● Work to do
Count the lines in the records below that contain the string "injury", treating uppercase and lowercase as different, and reply with only that number.

● Supplied material
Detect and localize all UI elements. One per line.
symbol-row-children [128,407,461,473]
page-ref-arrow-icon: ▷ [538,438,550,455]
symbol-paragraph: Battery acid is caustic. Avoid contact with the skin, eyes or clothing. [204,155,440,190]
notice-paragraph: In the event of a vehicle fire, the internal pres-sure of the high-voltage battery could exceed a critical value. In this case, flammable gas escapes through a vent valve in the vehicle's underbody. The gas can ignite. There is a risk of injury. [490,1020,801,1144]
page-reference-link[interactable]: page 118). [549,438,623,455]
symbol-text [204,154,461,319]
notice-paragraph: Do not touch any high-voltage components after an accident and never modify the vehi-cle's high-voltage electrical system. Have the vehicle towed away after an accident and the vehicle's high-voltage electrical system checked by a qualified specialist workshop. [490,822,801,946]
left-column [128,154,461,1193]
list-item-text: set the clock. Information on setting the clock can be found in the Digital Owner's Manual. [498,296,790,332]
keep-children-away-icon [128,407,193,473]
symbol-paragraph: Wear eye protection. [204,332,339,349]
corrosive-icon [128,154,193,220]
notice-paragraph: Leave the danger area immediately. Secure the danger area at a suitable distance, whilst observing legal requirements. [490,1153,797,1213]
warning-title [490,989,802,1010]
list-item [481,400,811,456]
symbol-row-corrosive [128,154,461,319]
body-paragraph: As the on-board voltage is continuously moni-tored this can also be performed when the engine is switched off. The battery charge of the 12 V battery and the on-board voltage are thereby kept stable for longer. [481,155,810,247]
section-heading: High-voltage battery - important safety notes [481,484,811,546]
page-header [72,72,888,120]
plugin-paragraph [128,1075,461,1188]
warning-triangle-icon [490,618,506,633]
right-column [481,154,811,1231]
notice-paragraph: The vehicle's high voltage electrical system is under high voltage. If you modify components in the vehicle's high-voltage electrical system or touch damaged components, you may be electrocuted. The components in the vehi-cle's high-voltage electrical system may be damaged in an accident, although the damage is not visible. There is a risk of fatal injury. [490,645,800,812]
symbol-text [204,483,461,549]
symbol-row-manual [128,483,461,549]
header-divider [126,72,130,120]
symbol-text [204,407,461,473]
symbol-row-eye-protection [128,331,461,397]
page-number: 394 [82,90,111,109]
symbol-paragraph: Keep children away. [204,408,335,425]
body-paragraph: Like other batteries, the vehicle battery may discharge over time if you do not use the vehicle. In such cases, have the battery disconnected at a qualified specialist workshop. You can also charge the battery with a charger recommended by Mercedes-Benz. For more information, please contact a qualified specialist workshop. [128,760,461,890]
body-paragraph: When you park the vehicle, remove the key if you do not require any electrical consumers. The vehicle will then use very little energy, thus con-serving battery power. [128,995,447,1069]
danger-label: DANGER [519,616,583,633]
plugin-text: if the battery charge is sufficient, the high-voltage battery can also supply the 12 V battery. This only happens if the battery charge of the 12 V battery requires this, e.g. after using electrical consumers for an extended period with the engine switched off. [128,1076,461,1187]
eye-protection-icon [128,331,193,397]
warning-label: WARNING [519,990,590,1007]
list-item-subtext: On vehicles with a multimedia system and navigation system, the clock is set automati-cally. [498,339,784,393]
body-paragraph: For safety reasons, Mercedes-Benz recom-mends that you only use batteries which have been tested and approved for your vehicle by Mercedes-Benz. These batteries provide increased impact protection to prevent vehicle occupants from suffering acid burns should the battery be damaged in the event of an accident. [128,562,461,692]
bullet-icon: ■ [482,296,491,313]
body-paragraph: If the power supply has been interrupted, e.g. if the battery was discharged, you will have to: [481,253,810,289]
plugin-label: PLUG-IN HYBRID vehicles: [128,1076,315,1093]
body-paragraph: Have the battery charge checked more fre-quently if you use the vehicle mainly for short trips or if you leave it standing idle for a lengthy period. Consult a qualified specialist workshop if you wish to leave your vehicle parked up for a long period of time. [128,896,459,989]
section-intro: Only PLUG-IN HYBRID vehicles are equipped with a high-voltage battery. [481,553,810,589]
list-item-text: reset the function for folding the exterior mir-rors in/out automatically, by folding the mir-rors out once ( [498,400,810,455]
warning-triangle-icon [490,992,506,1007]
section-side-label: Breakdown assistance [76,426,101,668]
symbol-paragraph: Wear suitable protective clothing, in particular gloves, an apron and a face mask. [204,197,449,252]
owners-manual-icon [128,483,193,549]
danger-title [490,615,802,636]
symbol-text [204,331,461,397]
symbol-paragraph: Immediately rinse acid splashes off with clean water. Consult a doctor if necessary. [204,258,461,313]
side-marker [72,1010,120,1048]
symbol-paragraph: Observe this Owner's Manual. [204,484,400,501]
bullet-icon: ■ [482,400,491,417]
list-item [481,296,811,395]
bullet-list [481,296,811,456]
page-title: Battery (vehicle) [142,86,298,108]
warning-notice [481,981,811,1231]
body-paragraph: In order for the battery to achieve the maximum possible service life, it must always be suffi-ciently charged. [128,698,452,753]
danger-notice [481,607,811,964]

● Finished answer
2